━━━━━ Materials provided

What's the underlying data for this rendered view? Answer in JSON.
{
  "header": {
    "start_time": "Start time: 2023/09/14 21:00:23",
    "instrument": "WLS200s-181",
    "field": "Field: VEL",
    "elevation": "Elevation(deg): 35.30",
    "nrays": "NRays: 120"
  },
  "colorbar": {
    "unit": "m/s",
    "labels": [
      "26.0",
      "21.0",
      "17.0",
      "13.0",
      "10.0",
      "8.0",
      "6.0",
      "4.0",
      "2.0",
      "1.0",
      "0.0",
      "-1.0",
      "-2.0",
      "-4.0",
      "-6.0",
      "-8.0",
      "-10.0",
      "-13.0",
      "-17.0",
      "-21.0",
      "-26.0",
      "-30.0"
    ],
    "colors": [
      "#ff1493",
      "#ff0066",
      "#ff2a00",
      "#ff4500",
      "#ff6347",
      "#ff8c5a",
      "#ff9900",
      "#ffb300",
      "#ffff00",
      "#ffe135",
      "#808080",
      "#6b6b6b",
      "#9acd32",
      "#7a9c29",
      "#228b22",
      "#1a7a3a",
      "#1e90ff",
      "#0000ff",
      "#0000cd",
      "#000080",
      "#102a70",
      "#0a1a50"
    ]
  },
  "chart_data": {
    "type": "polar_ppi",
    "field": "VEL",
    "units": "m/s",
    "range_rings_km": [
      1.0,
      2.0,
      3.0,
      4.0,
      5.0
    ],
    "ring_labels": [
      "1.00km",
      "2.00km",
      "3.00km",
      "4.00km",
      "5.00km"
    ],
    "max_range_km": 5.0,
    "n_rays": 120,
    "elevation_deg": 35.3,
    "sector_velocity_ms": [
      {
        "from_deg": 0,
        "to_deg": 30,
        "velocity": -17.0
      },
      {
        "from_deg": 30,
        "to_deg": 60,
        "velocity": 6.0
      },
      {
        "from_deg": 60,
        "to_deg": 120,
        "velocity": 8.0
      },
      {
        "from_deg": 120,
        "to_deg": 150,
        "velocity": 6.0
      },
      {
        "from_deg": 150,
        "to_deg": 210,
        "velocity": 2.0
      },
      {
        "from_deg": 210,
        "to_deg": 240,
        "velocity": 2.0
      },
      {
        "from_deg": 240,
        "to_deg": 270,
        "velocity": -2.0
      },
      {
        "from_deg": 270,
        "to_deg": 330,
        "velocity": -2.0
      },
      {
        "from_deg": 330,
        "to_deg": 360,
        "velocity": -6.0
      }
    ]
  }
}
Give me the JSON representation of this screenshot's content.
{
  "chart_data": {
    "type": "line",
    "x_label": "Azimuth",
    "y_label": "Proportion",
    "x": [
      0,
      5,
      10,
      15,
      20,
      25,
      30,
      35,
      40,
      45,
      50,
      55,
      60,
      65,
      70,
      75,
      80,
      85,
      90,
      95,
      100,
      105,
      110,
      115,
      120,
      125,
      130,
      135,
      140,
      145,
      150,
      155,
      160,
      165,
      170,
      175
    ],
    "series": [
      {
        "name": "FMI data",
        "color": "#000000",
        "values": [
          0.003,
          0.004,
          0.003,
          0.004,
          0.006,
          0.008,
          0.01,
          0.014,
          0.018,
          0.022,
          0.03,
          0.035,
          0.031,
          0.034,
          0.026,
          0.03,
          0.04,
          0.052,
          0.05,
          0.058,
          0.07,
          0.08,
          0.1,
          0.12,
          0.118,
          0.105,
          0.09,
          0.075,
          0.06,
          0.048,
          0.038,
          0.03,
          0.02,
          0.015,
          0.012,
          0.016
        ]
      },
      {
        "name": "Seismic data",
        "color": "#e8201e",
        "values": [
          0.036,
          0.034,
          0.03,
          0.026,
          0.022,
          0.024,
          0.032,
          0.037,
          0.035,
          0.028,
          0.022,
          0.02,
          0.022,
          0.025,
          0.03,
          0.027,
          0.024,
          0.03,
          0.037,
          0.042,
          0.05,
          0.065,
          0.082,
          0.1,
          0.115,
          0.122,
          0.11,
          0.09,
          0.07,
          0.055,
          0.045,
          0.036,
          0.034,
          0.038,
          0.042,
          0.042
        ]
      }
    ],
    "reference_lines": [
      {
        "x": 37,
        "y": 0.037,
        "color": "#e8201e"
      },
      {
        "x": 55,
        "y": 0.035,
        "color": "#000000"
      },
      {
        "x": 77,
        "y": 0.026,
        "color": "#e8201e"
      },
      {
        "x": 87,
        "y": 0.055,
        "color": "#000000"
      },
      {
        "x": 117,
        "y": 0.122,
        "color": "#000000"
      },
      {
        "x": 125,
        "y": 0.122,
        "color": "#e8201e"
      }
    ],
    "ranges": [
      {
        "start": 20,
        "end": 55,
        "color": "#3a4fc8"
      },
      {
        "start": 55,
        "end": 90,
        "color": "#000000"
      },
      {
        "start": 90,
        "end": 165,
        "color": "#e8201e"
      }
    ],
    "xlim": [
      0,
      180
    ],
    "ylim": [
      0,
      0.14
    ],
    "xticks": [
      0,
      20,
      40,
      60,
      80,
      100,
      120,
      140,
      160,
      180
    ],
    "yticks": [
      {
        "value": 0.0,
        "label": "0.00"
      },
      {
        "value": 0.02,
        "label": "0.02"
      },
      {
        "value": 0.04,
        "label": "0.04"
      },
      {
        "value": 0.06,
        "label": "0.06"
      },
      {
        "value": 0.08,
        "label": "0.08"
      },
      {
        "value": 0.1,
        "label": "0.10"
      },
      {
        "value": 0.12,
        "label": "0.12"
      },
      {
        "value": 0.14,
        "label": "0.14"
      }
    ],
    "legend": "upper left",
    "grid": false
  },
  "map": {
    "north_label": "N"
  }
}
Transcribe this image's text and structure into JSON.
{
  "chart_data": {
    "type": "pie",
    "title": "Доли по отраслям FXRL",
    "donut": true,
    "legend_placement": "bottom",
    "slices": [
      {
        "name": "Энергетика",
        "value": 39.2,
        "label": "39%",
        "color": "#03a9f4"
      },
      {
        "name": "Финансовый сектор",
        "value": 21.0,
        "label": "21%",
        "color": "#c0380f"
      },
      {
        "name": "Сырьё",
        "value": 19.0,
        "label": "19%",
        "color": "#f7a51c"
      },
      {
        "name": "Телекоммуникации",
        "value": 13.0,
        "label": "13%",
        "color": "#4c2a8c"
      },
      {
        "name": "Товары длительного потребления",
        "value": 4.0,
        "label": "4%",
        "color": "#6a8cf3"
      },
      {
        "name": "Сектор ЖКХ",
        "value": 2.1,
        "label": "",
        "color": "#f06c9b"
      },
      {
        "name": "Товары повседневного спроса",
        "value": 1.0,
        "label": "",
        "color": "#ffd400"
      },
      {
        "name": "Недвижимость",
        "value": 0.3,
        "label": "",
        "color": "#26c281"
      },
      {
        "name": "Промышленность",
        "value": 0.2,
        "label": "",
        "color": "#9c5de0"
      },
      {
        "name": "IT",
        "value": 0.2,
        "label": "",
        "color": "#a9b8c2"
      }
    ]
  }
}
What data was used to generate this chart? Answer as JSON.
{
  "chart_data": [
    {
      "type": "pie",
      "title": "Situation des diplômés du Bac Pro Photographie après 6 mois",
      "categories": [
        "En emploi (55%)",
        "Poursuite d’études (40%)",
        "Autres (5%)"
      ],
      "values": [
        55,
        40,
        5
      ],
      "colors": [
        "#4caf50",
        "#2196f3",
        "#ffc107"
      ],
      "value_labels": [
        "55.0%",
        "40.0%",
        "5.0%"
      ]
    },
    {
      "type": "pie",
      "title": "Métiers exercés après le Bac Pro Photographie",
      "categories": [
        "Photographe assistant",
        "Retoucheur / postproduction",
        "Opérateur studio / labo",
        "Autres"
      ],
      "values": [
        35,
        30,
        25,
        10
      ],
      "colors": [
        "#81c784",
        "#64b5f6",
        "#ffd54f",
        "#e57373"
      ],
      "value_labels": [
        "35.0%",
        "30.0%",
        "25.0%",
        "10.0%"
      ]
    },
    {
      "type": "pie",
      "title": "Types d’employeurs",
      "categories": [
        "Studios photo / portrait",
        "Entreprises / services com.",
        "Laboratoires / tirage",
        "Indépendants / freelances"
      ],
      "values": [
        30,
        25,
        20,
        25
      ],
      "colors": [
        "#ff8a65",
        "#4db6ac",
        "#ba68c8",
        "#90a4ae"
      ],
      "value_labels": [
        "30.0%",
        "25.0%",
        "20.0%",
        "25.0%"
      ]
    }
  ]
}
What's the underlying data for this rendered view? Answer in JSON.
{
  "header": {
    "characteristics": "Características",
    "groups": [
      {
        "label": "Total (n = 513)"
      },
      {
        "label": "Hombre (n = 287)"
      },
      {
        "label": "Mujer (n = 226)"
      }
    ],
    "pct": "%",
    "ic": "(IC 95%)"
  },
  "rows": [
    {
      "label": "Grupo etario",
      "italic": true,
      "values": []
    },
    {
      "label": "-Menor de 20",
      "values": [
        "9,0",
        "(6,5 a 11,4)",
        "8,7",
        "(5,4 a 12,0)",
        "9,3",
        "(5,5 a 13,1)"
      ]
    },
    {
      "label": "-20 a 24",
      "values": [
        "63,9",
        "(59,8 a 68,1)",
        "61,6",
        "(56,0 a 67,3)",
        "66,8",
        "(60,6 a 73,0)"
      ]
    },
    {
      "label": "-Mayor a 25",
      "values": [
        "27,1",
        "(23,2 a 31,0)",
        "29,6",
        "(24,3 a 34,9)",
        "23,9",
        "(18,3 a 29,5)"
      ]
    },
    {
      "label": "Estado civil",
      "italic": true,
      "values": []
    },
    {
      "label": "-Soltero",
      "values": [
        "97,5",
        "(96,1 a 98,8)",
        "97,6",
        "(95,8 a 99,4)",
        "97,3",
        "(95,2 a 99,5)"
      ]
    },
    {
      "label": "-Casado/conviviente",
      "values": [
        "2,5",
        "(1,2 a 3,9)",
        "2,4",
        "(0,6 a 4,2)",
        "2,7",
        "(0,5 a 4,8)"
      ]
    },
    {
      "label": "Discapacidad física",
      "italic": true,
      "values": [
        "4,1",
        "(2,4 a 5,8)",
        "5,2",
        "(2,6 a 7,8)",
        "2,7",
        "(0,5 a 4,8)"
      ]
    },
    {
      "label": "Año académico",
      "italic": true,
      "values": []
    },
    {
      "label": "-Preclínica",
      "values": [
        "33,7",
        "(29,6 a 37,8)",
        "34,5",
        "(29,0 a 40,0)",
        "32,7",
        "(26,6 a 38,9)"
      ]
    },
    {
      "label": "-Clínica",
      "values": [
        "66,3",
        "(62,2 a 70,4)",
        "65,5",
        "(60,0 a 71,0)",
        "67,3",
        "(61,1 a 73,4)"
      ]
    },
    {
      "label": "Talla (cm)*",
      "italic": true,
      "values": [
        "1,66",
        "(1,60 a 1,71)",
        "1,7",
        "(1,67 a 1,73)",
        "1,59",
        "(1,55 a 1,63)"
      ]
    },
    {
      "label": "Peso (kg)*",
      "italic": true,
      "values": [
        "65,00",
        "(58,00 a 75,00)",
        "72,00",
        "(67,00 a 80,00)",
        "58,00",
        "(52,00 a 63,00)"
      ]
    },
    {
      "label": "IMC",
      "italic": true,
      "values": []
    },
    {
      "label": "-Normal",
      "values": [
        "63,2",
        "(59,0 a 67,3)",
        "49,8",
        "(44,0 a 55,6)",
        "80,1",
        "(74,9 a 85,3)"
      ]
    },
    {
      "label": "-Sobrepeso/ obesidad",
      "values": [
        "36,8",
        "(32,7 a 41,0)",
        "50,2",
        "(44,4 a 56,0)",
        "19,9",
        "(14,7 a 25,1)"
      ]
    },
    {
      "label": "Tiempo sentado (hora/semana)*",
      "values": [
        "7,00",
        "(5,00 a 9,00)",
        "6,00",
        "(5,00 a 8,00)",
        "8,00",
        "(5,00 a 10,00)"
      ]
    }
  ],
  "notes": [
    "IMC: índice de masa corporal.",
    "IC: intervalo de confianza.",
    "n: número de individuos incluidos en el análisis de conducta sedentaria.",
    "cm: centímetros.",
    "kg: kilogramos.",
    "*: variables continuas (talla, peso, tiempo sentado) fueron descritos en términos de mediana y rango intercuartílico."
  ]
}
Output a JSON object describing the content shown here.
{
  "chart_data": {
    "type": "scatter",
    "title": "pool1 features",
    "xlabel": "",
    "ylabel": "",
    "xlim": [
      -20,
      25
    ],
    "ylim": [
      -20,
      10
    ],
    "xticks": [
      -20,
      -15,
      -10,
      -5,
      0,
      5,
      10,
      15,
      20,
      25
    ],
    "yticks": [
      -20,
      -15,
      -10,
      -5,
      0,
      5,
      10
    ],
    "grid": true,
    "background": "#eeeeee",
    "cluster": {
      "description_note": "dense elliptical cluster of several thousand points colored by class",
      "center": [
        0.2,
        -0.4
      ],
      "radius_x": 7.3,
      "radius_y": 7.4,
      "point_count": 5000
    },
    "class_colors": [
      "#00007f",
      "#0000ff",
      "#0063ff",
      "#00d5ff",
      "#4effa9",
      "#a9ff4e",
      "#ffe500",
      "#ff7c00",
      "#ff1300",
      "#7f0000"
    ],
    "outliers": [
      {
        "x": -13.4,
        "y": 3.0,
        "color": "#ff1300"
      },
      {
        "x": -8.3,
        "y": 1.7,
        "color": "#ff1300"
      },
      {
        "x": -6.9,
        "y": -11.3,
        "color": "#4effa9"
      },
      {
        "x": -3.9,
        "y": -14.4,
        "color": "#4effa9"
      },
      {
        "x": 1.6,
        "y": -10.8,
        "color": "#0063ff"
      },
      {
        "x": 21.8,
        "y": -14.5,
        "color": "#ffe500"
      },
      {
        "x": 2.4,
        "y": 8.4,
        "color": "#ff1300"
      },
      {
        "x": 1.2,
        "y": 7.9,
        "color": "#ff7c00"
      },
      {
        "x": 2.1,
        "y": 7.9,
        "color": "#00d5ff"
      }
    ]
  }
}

━━━━━━━━━━

■ Exercise
In the listing above, locate each line with "content" and copy it.

■ Reply
Give me the JSON representation of this screenshot's content.
Output a JSON object describing the content shown here.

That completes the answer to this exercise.